— BEGIN SELECTED EXCERPT —

2. The multi-screen display device according to claim 1 , wherein
said target brightness is a product of a brightness measured by said brightness sensor at a time of initial setting and a target brightness correction value,
said brightness adjustment value adjustment means adjusts said brightness adjustment value until a difference between said target brightness and a current brightness measured by said brightness sensor is converged within a certain range,
said target brightness adjustment means receives said brightness adjustment values obtained as a result of said adjustment from said slave liquid crystal display devices, and when a maximum value of all of said brightness adjustment values including said brightness adjustment value of said master liquid crystal display device itself exceeds a predetermined upper limit value, said target brightness adjustment means makes a correction for reducing said target brightness correction value, and when the maximum value of said brightness adjustment values is less than a predetermined lower limit value, said target brightness adjustment means makes a correction for increasing said target brightness correction value.

— END SELECTED EXCERPT —

* SHORT PROBLEM 1
Return the lines of the listing from the line with "data-point bbox=[213, 352, 224, 363]" to the line with "data-point bbox=[124, 515, 135, 526]", both included, copied character for character.

— BEGIN RECORDS FOR THE TASK —

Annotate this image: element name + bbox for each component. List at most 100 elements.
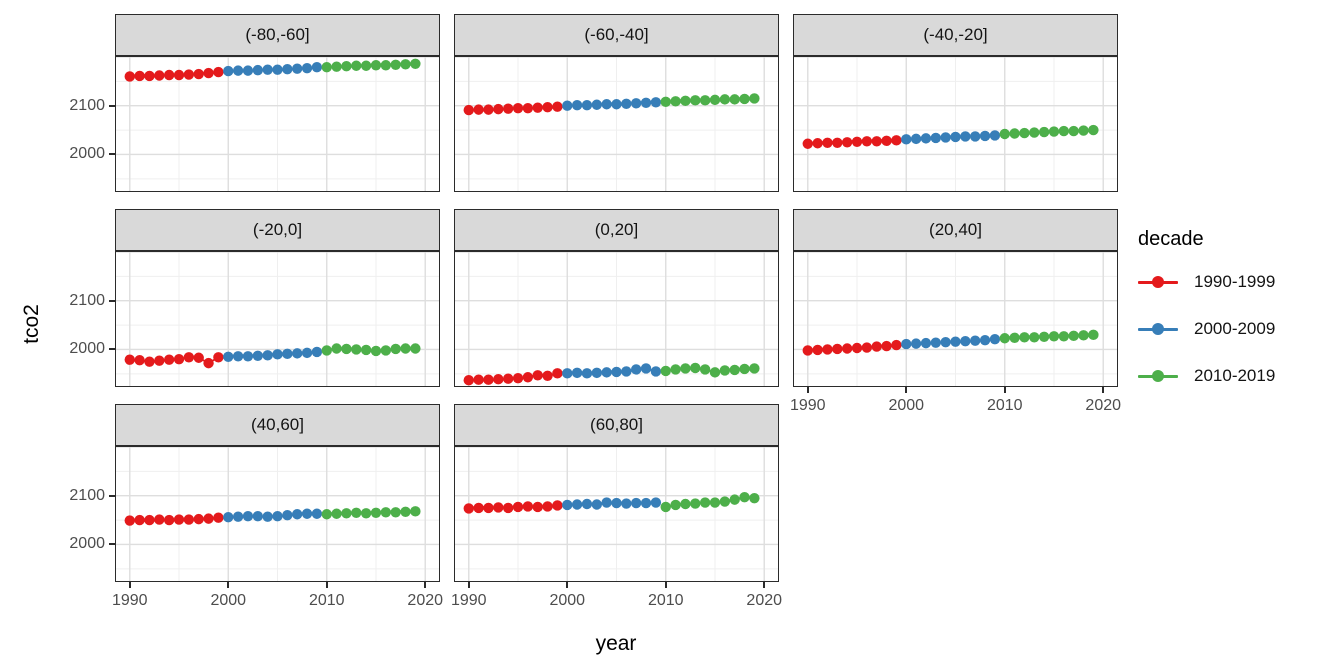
data-point bbox=[213, 352, 224, 363]
decade-series bbox=[802, 135, 902, 149]
data-point bbox=[1019, 332, 1030, 343]
data-point bbox=[331, 61, 342, 72]
data-point bbox=[341, 508, 352, 519]
data-point bbox=[729, 364, 740, 376]
data-point bbox=[331, 508, 342, 519]
data-point bbox=[562, 100, 573, 111]
x-tick-label: 2020 bbox=[746, 592, 783, 609]
data-point bbox=[749, 93, 760, 104]
data-point bbox=[601, 497, 612, 508]
data-point bbox=[351, 344, 362, 355]
data-point bbox=[193, 68, 204, 80]
data-point bbox=[473, 104, 484, 115]
data-point bbox=[124, 515, 135, 526]
facet-panel bbox=[115, 446, 440, 582]
data-point bbox=[154, 514, 165, 525]
data-point bbox=[173, 69, 185, 81]
decade-series bbox=[463, 500, 563, 514]
x-tick-mark bbox=[325, 582, 328, 588]
data-point bbox=[542, 370, 553, 381]
data-point bbox=[591, 499, 603, 510]
x-tick-label: 2020 bbox=[1085, 397, 1122, 414]
data-point bbox=[341, 343, 352, 355]
data-point bbox=[699, 497, 711, 508]
x-tick-mark bbox=[128, 582, 131, 588]
data-point bbox=[680, 363, 691, 374]
decade-series bbox=[999, 329, 1099, 344]
data-point bbox=[729, 94, 740, 105]
data-point bbox=[134, 70, 145, 82]
data-point bbox=[144, 514, 155, 526]
data-point bbox=[630, 497, 642, 509]
data-point bbox=[532, 370, 543, 381]
data-point bbox=[532, 501, 543, 513]
data-point bbox=[1019, 127, 1030, 139]
data-point bbox=[920, 337, 932, 349]
data-point bbox=[493, 103, 504, 115]
data-point bbox=[851, 136, 863, 147]
decade-series bbox=[660, 362, 760, 378]
data-point bbox=[262, 350, 273, 361]
data-point bbox=[979, 335, 991, 346]
data-point bbox=[901, 338, 912, 350]
data-point bbox=[940, 336, 951, 348]
facet-plot-area bbox=[455, 252, 778, 386]
data-point bbox=[272, 510, 283, 522]
decade-series bbox=[562, 497, 662, 511]
data-point bbox=[483, 104, 494, 115]
data-point bbox=[822, 137, 833, 148]
data-point bbox=[891, 135, 902, 146]
data-point bbox=[861, 342, 873, 353]
data-point bbox=[512, 102, 524, 114]
data-point bbox=[173, 354, 185, 365]
data-point bbox=[680, 95, 691, 107]
data-point bbox=[321, 345, 332, 356]
data-point bbox=[660, 501, 671, 513]
data-point bbox=[493, 374, 504, 385]
data-point bbox=[650, 97, 662, 108]
data-point bbox=[699, 364, 711, 375]
data-point bbox=[232, 65, 244, 76]
data-point bbox=[670, 499, 681, 511]
data-point bbox=[989, 334, 1001, 345]
x-tick-label: 1990 bbox=[111, 592, 148, 609]
facet-panel bbox=[454, 56, 779, 192]
y-tick-mark bbox=[109, 153, 115, 156]
data-point bbox=[390, 59, 401, 70]
data-point bbox=[252, 510, 264, 522]
decade-series bbox=[124, 352, 224, 369]
facet-strip: (-40,-20] bbox=[793, 14, 1118, 56]
data-point bbox=[252, 350, 264, 362]
data-point bbox=[621, 498, 632, 509]
y-tick-mark bbox=[109, 543, 115, 546]
data-point bbox=[861, 136, 873, 147]
data-point bbox=[301, 508, 313, 519]
legend-entry: 2010-2019 bbox=[1138, 363, 1338, 389]
decade-series bbox=[321, 343, 421, 357]
data-point bbox=[124, 71, 135, 82]
facet-strip: (-60,-40] bbox=[454, 14, 779, 56]
data-point bbox=[881, 135, 892, 147]
data-point bbox=[1078, 125, 1089, 136]
data-point bbox=[502, 502, 514, 514]
data-point bbox=[124, 354, 135, 365]
data-point bbox=[341, 61, 352, 72]
data-point bbox=[571, 100, 583, 111]
facet-panel bbox=[454, 446, 779, 582]
data-point bbox=[1058, 331, 1070, 342]
y-tick-label: 2000 bbox=[69, 340, 105, 358]
data-point bbox=[660, 365, 671, 377]
data-point bbox=[690, 95, 701, 106]
data-point bbox=[400, 506, 411, 518]
data-point bbox=[989, 130, 1001, 141]
data-point bbox=[640, 97, 652, 108]
x-tick-mark bbox=[467, 582, 470, 588]
data-point bbox=[163, 514, 175, 526]
data-point bbox=[311, 346, 323, 358]
data-point bbox=[802, 345, 813, 356]
facet-strip: (-80,-60] bbox=[115, 14, 440, 56]
data-point bbox=[473, 502, 484, 514]
data-point bbox=[163, 354, 175, 365]
decade-series bbox=[223, 62, 323, 77]
data-point bbox=[812, 138, 823, 149]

— END RECORDS FOR THE TASK —

* SHORT PROBLEM 2
Name every display device mentioned in the patent claim.

* FULL SOLUTION 1
data-point bbox=[213, 352, 224, 363]
decade-series bbox=[802, 135, 902, 149]
data-point bbox=[1019, 332, 1030, 343]
data-point bbox=[331, 61, 342, 72]
data-point bbox=[341, 508, 352, 519]
data-point bbox=[729, 364, 740, 376]
data-point bbox=[331, 508, 342, 519]
data-point bbox=[562, 100, 573, 111]
x-tick-label: 2020 bbox=[746, 592, 783, 609]
data-point bbox=[749, 93, 760, 104]
data-point bbox=[601, 497, 612, 508]
data-point bbox=[351, 344, 362, 355]
data-point bbox=[193, 68, 204, 80]
data-point bbox=[473, 104, 484, 115]
data-point bbox=[124, 515, 135, 526]

* FULL SOLUTION 2
- multi-screen display device
- slave liquid crystal display devices
- master liquid crystal display device